**TASK PROMPT:** Go through the records and extract every line with the word "Surgery".

**INFORMATION SUPPLIED:**
* START *
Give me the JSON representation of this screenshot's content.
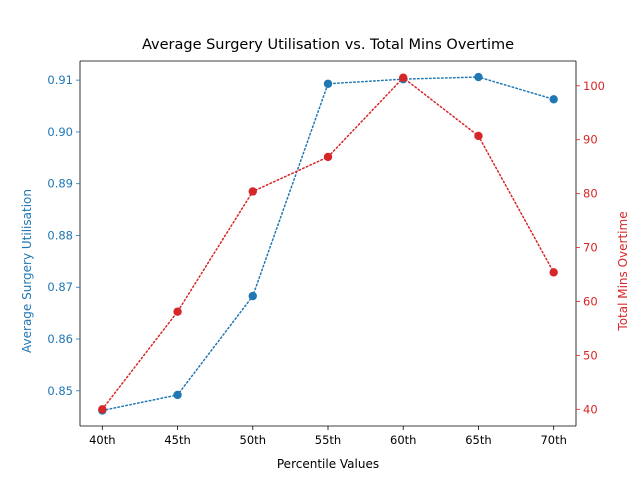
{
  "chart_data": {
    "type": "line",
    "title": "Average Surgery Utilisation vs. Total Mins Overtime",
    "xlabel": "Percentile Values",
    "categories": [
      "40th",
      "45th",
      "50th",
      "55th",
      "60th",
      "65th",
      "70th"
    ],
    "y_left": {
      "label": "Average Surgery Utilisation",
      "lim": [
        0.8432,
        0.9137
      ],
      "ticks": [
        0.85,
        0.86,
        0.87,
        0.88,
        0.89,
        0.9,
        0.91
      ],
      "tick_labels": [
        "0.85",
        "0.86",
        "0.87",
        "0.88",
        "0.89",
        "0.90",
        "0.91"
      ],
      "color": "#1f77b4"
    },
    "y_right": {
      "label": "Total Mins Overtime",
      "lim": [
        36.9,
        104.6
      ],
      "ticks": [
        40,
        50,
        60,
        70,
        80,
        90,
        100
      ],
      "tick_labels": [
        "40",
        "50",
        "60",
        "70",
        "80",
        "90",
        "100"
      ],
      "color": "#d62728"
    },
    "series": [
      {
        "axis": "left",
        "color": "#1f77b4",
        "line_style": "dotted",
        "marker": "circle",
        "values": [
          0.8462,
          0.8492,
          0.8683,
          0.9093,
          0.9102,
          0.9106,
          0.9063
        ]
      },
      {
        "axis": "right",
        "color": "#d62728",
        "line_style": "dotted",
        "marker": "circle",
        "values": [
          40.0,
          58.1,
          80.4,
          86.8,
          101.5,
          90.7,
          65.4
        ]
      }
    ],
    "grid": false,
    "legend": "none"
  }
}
* END *
**FINAL ANSWER:**
    "title": "Average Surgery Utilisation vs. Total Mins Overtime",
      "label": "Average Surgery Utilisation",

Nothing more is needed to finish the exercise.